**Aim**
In the entries below, identify every line with the string "have" and copy it.

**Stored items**
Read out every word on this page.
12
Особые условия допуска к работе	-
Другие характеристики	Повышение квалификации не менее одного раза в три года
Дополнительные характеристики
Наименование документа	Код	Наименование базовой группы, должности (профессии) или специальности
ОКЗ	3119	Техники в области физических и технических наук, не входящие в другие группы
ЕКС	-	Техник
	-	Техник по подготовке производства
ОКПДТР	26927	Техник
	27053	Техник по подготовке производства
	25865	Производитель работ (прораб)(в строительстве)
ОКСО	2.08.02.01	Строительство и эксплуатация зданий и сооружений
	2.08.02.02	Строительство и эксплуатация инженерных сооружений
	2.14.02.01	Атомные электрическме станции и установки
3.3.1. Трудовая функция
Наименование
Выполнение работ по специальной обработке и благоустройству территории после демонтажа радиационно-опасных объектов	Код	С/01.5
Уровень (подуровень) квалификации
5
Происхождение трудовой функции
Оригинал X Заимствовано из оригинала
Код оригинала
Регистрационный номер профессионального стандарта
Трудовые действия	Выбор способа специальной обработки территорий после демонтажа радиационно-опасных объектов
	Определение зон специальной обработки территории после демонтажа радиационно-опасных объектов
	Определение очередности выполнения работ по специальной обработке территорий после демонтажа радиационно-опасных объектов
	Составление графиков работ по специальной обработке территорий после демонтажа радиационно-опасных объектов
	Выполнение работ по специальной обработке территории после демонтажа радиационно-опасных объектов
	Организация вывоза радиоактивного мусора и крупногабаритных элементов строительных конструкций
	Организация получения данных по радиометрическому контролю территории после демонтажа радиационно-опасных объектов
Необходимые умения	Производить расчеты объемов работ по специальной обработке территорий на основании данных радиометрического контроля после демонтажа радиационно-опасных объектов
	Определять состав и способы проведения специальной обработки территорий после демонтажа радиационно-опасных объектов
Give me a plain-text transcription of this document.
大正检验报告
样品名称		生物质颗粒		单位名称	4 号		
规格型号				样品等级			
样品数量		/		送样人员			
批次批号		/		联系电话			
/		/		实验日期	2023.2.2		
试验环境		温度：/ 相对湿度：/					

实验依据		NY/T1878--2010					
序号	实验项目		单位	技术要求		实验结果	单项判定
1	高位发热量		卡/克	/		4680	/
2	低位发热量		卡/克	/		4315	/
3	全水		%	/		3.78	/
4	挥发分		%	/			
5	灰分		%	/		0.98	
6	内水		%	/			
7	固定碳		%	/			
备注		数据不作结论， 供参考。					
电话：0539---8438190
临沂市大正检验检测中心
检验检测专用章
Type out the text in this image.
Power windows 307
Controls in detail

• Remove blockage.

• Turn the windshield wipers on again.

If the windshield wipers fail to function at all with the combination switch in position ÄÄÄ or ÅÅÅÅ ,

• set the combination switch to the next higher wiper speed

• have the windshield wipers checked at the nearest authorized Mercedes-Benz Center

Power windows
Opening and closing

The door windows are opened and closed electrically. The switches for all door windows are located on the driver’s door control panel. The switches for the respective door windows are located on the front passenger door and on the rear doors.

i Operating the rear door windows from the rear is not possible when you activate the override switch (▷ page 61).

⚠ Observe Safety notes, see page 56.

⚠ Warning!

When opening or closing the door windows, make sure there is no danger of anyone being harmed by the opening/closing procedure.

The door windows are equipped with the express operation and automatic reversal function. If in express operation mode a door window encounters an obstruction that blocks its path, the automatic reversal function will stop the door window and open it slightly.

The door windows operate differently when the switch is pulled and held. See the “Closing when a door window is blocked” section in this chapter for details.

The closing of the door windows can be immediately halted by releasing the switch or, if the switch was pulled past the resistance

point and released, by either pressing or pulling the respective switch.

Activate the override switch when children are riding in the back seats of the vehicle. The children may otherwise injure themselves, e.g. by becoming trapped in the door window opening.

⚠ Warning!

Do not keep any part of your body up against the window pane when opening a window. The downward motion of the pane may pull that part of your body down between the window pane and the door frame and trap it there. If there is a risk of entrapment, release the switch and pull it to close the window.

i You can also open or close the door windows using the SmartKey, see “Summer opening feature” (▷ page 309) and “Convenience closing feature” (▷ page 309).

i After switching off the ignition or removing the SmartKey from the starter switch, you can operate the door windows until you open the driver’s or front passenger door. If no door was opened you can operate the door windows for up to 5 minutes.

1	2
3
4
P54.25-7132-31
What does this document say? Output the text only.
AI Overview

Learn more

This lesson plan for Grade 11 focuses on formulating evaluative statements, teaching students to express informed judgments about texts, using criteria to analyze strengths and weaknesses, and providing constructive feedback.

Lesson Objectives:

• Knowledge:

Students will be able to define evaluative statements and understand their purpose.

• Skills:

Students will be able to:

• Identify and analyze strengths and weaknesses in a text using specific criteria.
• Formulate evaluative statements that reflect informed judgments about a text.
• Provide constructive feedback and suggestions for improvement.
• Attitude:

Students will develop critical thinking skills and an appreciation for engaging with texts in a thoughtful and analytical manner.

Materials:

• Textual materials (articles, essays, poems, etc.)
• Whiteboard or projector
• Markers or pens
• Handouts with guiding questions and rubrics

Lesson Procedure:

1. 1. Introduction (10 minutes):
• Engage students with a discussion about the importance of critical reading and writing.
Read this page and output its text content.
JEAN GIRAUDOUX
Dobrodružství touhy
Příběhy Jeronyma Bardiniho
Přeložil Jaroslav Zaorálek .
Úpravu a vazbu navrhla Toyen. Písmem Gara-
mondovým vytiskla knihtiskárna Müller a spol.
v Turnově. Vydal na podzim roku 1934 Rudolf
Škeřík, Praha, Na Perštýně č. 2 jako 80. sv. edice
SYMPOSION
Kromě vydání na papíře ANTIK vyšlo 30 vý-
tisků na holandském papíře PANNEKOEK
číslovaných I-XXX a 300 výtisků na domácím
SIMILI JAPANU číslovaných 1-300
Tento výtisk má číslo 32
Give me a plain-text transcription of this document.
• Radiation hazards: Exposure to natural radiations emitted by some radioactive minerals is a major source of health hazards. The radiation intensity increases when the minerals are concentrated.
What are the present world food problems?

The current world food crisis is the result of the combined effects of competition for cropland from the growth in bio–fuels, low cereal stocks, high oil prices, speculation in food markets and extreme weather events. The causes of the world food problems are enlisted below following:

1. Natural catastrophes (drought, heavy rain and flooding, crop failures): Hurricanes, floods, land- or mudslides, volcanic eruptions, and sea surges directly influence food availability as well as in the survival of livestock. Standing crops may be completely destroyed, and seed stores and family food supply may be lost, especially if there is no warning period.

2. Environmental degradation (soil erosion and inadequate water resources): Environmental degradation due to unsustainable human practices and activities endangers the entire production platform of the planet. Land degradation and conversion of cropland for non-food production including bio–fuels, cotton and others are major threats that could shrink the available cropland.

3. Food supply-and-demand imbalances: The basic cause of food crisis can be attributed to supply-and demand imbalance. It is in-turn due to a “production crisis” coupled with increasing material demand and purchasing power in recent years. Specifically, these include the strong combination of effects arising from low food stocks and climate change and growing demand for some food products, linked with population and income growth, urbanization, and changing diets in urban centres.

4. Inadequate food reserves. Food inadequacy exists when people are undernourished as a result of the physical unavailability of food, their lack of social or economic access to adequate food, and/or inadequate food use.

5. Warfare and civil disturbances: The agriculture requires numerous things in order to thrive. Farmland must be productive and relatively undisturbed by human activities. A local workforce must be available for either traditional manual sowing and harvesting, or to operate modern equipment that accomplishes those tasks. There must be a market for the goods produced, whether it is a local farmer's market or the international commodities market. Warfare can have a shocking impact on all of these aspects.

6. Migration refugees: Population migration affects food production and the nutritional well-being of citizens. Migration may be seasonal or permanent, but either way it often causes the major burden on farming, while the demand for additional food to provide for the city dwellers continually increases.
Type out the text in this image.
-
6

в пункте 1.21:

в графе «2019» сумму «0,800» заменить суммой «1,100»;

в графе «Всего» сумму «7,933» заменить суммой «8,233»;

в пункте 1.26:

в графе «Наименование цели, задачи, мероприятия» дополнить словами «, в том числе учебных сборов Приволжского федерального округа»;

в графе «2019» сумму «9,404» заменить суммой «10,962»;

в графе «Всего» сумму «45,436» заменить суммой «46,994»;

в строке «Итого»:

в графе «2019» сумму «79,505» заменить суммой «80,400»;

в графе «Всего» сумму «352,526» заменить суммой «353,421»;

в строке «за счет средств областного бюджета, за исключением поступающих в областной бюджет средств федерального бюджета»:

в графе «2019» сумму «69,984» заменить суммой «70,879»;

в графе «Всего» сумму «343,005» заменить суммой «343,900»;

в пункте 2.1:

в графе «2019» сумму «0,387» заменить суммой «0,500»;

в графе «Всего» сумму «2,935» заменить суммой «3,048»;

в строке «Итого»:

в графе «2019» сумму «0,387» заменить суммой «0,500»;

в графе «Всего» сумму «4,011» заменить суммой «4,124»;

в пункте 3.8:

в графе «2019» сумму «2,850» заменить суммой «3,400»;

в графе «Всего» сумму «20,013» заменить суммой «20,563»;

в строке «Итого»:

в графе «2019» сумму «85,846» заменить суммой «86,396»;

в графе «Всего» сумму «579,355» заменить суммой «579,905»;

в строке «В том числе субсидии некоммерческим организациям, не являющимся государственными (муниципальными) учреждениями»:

**Reply to the task**
• have the windshield wipers checked at the nearest authorized Mercedes-Benz Center
5. Warfare and civil disturbances: The agriculture requires numerous things in order to thrive. Farmland must be productive and relatively undisturbed by human activities. A local workforce must be available for either traditional manual sowing and harvesting, or to operate modern equipment that accomplishes those tasks. There must be a market for the goods produced, whether it is a local farmer's market or the international commodities market. Warfare can have a shocking impact on all of these aspects.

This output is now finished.